> _GIVEN INSTRUCTION_: Note how many lines hold the string "DIXIE" and give that number without any other words.

> _DATA PROVIDED_:
===============

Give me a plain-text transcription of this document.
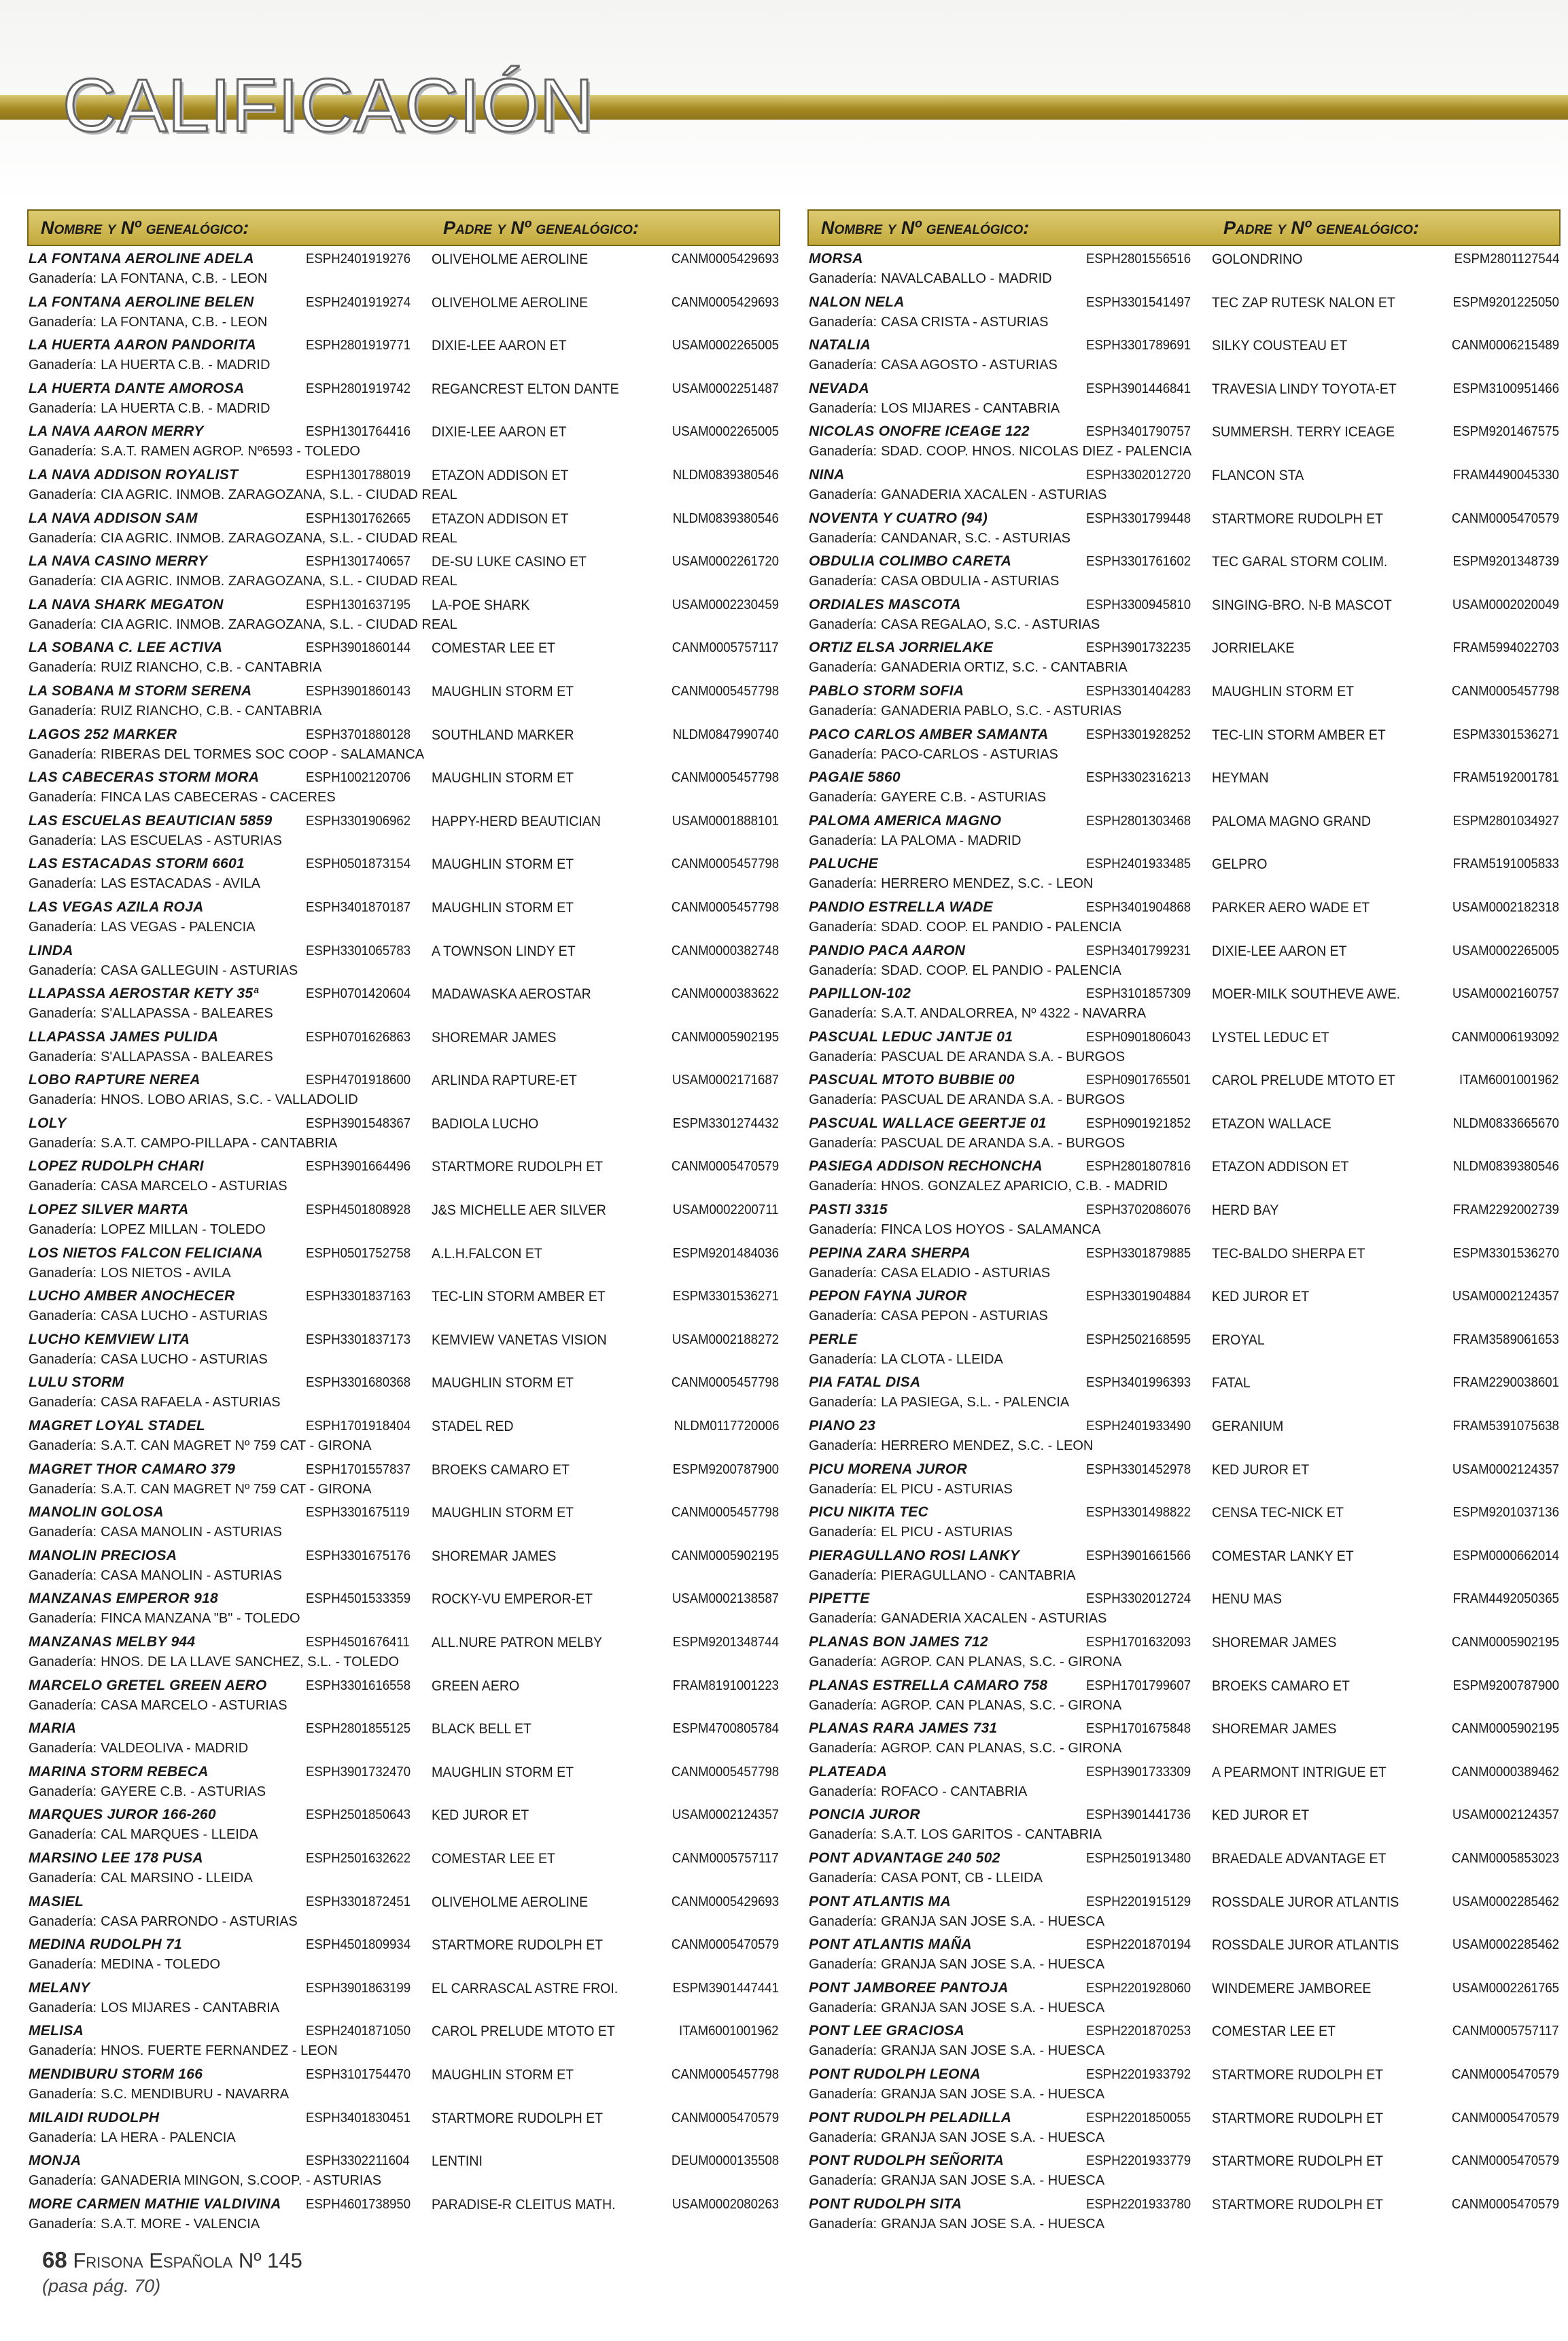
CALIFICACIÓN
Nombre y Nº genealógico:	Padre y Nº genealógico:
LA FONTANA AEROLINE ADELA	ESPH2401919276 OLIVEHOLME AEROLINE	CANM0005429693
Ganadería: LA FONTANA, C.B. - LEON
LA FONTANA AEROLINE BELEN	ESPH2401919274 OLIVEHOLME AEROLINE	CANM0005429693
Ganadería: LA FONTANA, C.B. - LEON
LA HUERTA AARON PANDORITA	ESPH2801919771 DIXIE-LEE AARON ET	USAM0002265005
Ganadería: LA HUERTA C.B. - MADRID
LA HUERTA DANTE AMOROSA	ESPH2801919742 REGANCREST ELTON DANTE	USAM0002251487
Ganadería: LA HUERTA C.B. - MADRID
LA NAVA AARON MERRY	ESPH1301764416 DIXIE-LEE AARON ET	USAM0002265005
Ganadería: S.A.T. RAMEN AGROP. Nº6593 - TOLEDO
LA NAVA ADDISON ROYALIST	ESPH1301788019 ETAZON ADDISON ET	NLDM0839380546
Ganadería: CIA AGRIC. INMOB. ZARAGOZANA, S.L. - CIUDAD REAL
LA NAVA ADDISON SAM	ESPH1301762665 ETAZON ADDISON ET	NLDM0839380546
Ganadería: CIA AGRIC. INMOB. ZARAGOZANA, S.L. - CIUDAD REAL
LA NAVA CASINO MERRY	ESPH1301740657 DE-SU LUKE CASINO ET	USAM0002261720
Ganadería: CIA AGRIC. INMOB. ZARAGOZANA, S.L. - CIUDAD REAL
LA NAVA SHARK MEGATON	ESPH1301637195 LA-POE SHARK	USAM0002230459
Ganadería: CIA AGRIC. INMOB. ZARAGOZANA, S.L. - CIUDAD REAL
LA SOBANA C. LEE ACTIVA	ESPH3901860144 COMESTAR LEE ET	CANM0005757117
Ganadería: RUIZ RIANCHO, C.B. - CANTABRIA
LA SOBANA M STORM SERENA	ESPH3901860143 MAUGHLIN STORM ET	CANM0005457798
Ganadería: RUIZ RIANCHO, C.B. - CANTABRIA
LAGOS 252 MARKER	ESPH3701880128 SOUTHLAND MARKER	NLDM0847990740
Ganadería: RIBERAS DEL TORMES SOC COOP - SALAMANCA
LAS CABECERAS STORM MORA	ESPH1002120706 MAUGHLIN STORM ET	CANM0005457798
Ganadería: FINCA LAS CABECERAS - CACERES
LAS ESCUELAS BEAUTICIAN 5859 ESPH3301906962 HAPPY-HERD BEAUTICIAN	USAM0001888101
Ganadería: LAS ESCUELAS - ASTURIAS
LAS ESTACADAS STORM 6601	ESPH0501873154 MAUGHLIN STORM ET	CANM0005457798
Ganadería: LAS ESTACADAS - AVILA
LAS VEGAS AZILA ROJA	ESPH3401870187 MAUGHLIN STORM ET	CANM0005457798
Ganadería: LAS VEGAS - PALENCIA
LINDA	ESPH3301065783 A TOWNSON LINDY ET	CANM0000382748
Ganadería: CASA GALLEGUIN - ASTURIAS
LLAPASSA AEROSTAR KETY 35ª	ESPH0701420604 MADAWASKA AEROSTAR	CANM0000383622
Ganadería: S'ALLAPASSA - BALEARES
LLAPASSA JAMES PULIDA	ESPH0701626863 SHOREMAR JAMES	CANM0005902195
Ganadería: S'ALLAPASSA - BALEARES
LOBO RAPTURE NEREA	ESPH4701918600 ARLINDA RAPTURE-ET	USAM0002171687
Ganadería: HNOS. LOBO ARIAS, S.C. - VALLADOLID
LOLY	ESPH3901548367 BADIOLA LUCHO	ESPM3301274432
Ganadería: S.A.T. CAMPO-PILLAPA - CANTABRIA
LOPEZ RUDOLPH CHARI	ESPH3901664496 STARTMORE RUDOLPH ET	CANM0005470579
Ganadería: CASA MARCELO - ASTURIAS
LOPEZ SILVER MARTA	ESPH4501808928 J&S MICHELLE AER SILVER	USAM0002200711
Ganadería: LOPEZ MILLAN - TOLEDO
LOS NIETOS FALCON FELICIANA	ESPH0501752758 A.L.H.FALCON ET	ESPM9201484036
Ganadería: LOS NIETOS - AVILA
LUCHO AMBER ANOCHECER	ESPH3301837163 TEC-LIN STORM AMBER ET	ESPM3301536271
Ganadería: CASA LUCHO - ASTURIAS
LUCHO KEMVIEW LITA	ESPH3301837173 KEMVIEW VANETAS VISION	USAM0002188272
Ganadería: CASA LUCHO - ASTURIAS
LULU STORM	ESPH3301680368 MAUGHLIN STORM ET	CANM0005457798
Ganadería: CASA RAFAELA - ASTURIAS
MAGRET LOYAL STADEL	ESPH1701918404 STADEL RED	NLDM0117720006
Ganadería: S.A.T. CAN MAGRET Nº 759 CAT - GIRONA
MAGRET THOR CAMARO 379	ESPH1701557837 BROEKS CAMARO ET	ESPM9200787900
Ganadería: S.A.T. CAN MAGRET Nº 759 CAT - GIRONA
MANOLIN GOLOSA	ESPH3301675119 MAUGHLIN STORM ET	CANM0005457798
Ganadería: CASA MANOLIN - ASTURIAS
MANOLIN PRECIOSA	ESPH3301675176 SHOREMAR JAMES	CANM0005902195
Ganadería: CASA MANOLIN - ASTURIAS
MANZANAS EMPEROR 918	ESPH4501533359 ROCKY-VU EMPEROR-ET	USAM0002138587
Ganadería: FINCA MANZANA "B" - TOLEDO
MANZANAS MELBY 944	ESPH4501676411 ALL.NURE PATRON MELBY	ESPM9201348744
Ganadería: HNOS. DE LA LLAVE SANCHEZ, S.L. - TOLEDO
MARCELO GRETEL GREEN AERO	ESPH3301616558 GREEN AERO	FRAM8191001223
Ganadería: CASA MARCELO - ASTURIAS
MARIA	ESPH2801855125 BLACK BELL ET	ESPM4700805784
Ganadería: VALDEOLIVA - MADRID
MARINA STORM REBECA	ESPH3901732470 MAUGHLIN STORM ET	CANM0005457798
Ganadería: GAYERE C.B. - ASTURIAS
MARQUES JUROR 166-260	ESPH2501850643 KED JUROR ET	USAM0002124357
Ganadería: CAL MARQUES - LLEIDA
MARSINO LEE 178 PUSA	ESPH2501632622 COMESTAR LEE ET	CANM0005757117
Ganadería: CAL MARSINO - LLEIDA
MASIEL	ESPH3301872451 OLIVEHOLME AEROLINE	CANM0005429693
Ganadería: CASA PARRONDO - ASTURIAS
MEDINA RUDOLPH 71	ESPH4501809934 STARTMORE RUDOLPH ET	CANM0005470579
Ganadería: MEDINA - TOLEDO
MELANY	ESPH3901863199 EL CARRASCAL ASTRE FROI.	ESPM3901447441
Ganadería: LOS MIJARES - CANTABRIA
MELISA	ESPH2401871050 CAROL PRELUDE MTOTO ET	ITAM6001001962
Ganadería: HNOS. FUERTE FERNANDEZ - LEON
MENDIBURU STORM 166	ESPH3101754470 MAUGHLIN STORM ET	CANM0005457798
Ganadería: S.C. MENDIBURU - NAVARRA
MILAIDI RUDOLPH	ESPH3401830451 STARTMORE RUDOLPH ET	CANM0005470579
Ganadería: LA HERA - PALENCIA
MONJA	ESPH3302211604 LENTINI	DEUM0000135508
Ganadería: GANADERIA MINGON, S.COOP. - ASTURIAS
MORE CARMEN MATHIE VALDIVINA ESPH4601738950 PARADISE-R CLEITUS MATH.	USAM0002080263
Ganadería: S.A.T. MORE - VALENCIA
Nombre y Nº genealógico:	Padre y Nº genealógico:
MORSA	ESPH2801556516 GOLONDRINO	ESPM2801127544
Ganadería: NAVALCABALLO - MADRID
NALON NELA	ESPH3301541497 TEC ZAP RUTESK NALON ET	ESPM9201225050
Ganadería: CASA CRISTA - ASTURIAS
NATALIA	ESPH3301789691 SILKY COUSTEAU ET	CANM0006215489
Ganadería: CASA AGOSTO - ASTURIAS
NEVADA	ESPH3901446841 TRAVESIA LINDY TOYOTA-ET	ESPM3100951466
Ganadería: LOS MIJARES - CANTABRIA
NICOLAS ONOFRE ICEAGE 122	ESPH3401790757 SUMMERSH. TERRY ICEAGE	ESPM9201467575
Ganadería: SDAD. COOP. HNOS. NICOLAS DIEZ - PALENCIA
NINA	ESPH3302012720 FLANCON STA	FRAM4490045330
Ganadería: GANADERIA XACALEN - ASTURIAS
NOVENTA Y CUATRO (94)	ESPH3301799448 STARTMORE RUDOLPH ET	CANM0005470579
Ganadería: CANDANAR, S.C. - ASTURIAS
OBDULIA COLIMBO CARETA	ESPH3301761602 TEC GARAL STORM COLIM.	ESPM9201348739
Ganadería: CASA OBDULIA - ASTURIAS
ORDIALES MASCOTA	ESPH3300945810 SINGING-BRO. N-B MASCOT	USAM0002020049
Ganadería: CASA REGALAO, S.C. - ASTURIAS
ORTIZ ELSA JORRIELAKE	ESPH3901732235 JORRIELAKE	FRAM5994022703
Ganadería: GANADERIA ORTIZ, S.C. - CANTABRIA
PABLO STORM SOFIA	ESPH3301404283 MAUGHLIN STORM ET	CANM0005457798
Ganadería: GANADERIA PABLO, S.C. - ASTURIAS
PACO CARLOS AMBER SAMANTA	ESPH3301928252 TEC-LIN STORM AMBER ET	ESPM3301536271
Ganadería: PACO-CARLOS - ASTURIAS
PAGAIE 5860	ESPH3302316213 HEYMAN	FRAM5192001781
Ganadería: GAYERE C.B. - ASTURIAS
PALOMA AMERICA MAGNO	ESPH2801303468 PALOMA MAGNO GRAND	ESPM2801034927
Ganadería: LA PALOMA - MADRID
PALUCHE	ESPH2401933485 GELPRO	FRAM5191005833
Ganadería: HERRERO MENDEZ, S.C. - LEON
PANDIO ESTRELLA WADE	ESPH3401904868 PARKER AERO WADE ET	USAM0002182318
Ganadería: SDAD. COOP. EL PANDIO - PALENCIA
PANDIO PACA AARON	ESPH3401799231 DIXIE-LEE AARON ET	USAM0002265005
Ganadería: SDAD. COOP. EL PANDIO - PALENCIA
PAPILLON-102	ESPH3101857309 MOER-MILK SOUTHEVE AWE.	USAM0002160757
Ganadería: S.A.T. ANDALORREA, Nº 4322 - NAVARRA
PASCUAL LEDUC JANTJE 01	ESPH0901806043 LYSTEL LEDUC ET	CANM0006193092
Ganadería: PASCUAL DE ARANDA S.A. - BURGOS
PASCUAL MTOTO BUBBIE 00	ESPH0901765501 CAROL PRELUDE MTOTO ET	ITAM6001001962
Ganadería: PASCUAL DE ARANDA S.A. - BURGOS
PASCUAL WALLACE GEERTJE 01	ESPH0901921852 ETAZON WALLACE	NLDM0833665670
Ganadería: PASCUAL DE ARANDA S.A. - BURGOS
PASIEGA ADDISON RECHONCHA	ESPH2801807816 ETAZON ADDISON ET	NLDM0839380546
Ganadería: HNOS. GONZALEZ APARICIO, C.B. - MADRID
PASTI 3315	ESPH3702086076 HERD BAY	FRAM2292002739
Ganadería: FINCA LOS HOYOS - SALAMANCA
PEPINA ZARA SHERPA	ESPH3301879885 TEC-BALDO SHERPA ET	ESPM3301536270
Ganadería: CASA ELADIO - ASTURIAS
PEPON FAYNA JUROR	ESPH3301904884 KED JUROR ET	USAM0002124357
Ganadería: CASA PEPON - ASTURIAS
PERLE	ESPH2502168595 EROYAL	FRAM3589061653
Ganadería: LA CLOTA - LLEIDA
PIA FATAL DISA	ESPH3401996393 FATAL	FRAM2290038601
Ganadería: LA PASIEGA, S.L. - PALENCIA
PIANO 23	ESPH2401933490 GERANIUM	FRAM5391075638
Ganadería: HERRERO MENDEZ, S.C. - LEON
PICU MORENA JUROR	ESPH3301452978 KED JUROR ET	USAM0002124357
Ganadería: EL PICU - ASTURIAS
PICU NIKITA TEC	ESPH3301498822 CENSA TEC-NICK ET	ESPM9201037136
Ganadería: EL PICU - ASTURIAS
PIERAGULLANO ROSI LANKY	ESPH3901661566 COMESTAR LANKY ET	ESPM0000662014
Ganadería: PIERAGULLANO - CANTABRIA
PIPETTE	ESPH3302012724 HENU MAS	FRAM4492050365
Ganadería: GANADERIA XACALEN - ASTURIAS
PLANAS BON JAMES 712	ESPH1701632093 SHOREMAR JAMES	CANM0005902195
Ganadería: AGROP. CAN PLANAS, S.C. - GIRONA
PLANAS ESTRELLA CAMARO 758	ESPH1701799607 BROEKS CAMARO ET	ESPM9200787900
Ganadería: AGROP. CAN PLANAS, S.C. - GIRONA
PLANAS RARA JAMES 731	ESPH1701675848 SHOREMAR JAMES	CANM0005902195
Ganadería: AGROP. CAN PLANAS, S.C. - GIRONA
PLATEADA	ESPH3901733309 A PEARMONT INTRIGUE ET	CANM0000389462
Ganadería: ROFACO - CANTABRIA
PONCIA JUROR	ESPH3901441736 KED JUROR ET	USAM0002124357
Ganadería: S.A.T. LOS GARITOS - CANTABRIA
PONT ADVANTAGE 240 502	ESPH2501913480 BRAEDALE ADVANTAGE ET	CANM0005853023
Ganadería: CASA PONT, CB - LLEIDA
PONT ATLANTIS MA	ESPH2201915129 ROSSDALE JUROR ATLANTIS	USAM0002285462
Ganadería: GRANJA SAN JOSE S.A. - HUESCA
PONT ATLANTIS MAÑA	ESPH2201870194 ROSSDALE JUROR ATLANTIS	USAM0002285462
Ganadería: GRANJA SAN JOSE S.A. - HUESCA
PONT JAMBOREE PANTOJA	ESPH2201928060 WINDEMERE JAMBOREE	USAM0002261765
Ganadería: GRANJA SAN JOSE S.A. - HUESCA
PONT LEE GRACIOSA	ESPH2201870253 COMESTAR LEE ET	CANM0005757117
Ganadería: GRANJA SAN JOSE S.A. - HUESCA
PONT RUDOLPH LEONA	ESPH2201933792 STARTMORE RUDOLPH ET	CANM0005470579
Ganadería: GRANJA SAN JOSE S.A. - HUESCA
PONT RUDOLPH PELADILLA	ESPH2201850055 STARTMORE RUDOLPH ET	CANM0005470579
Ganadería: GRANJA SAN JOSE S.A. - HUESCA
PONT RUDOLPH SEÑORITA	ESPH2201933779 STARTMORE RUDOLPH ET	CANM0005470579
Ganadería: GRANJA SAN JOSE S.A. - HUESCA
PONT RUDOLPH SITA	ESPH2201933780 STARTMORE RUDOLPH ET	CANM0005470579
Ganadería: GRANJA SAN JOSE S.A. - HUESCA
68 Frisona Española Nº 145
(pasa pág. 70)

===============

> _SOLUTION FOR THIS PROBLEM_: 3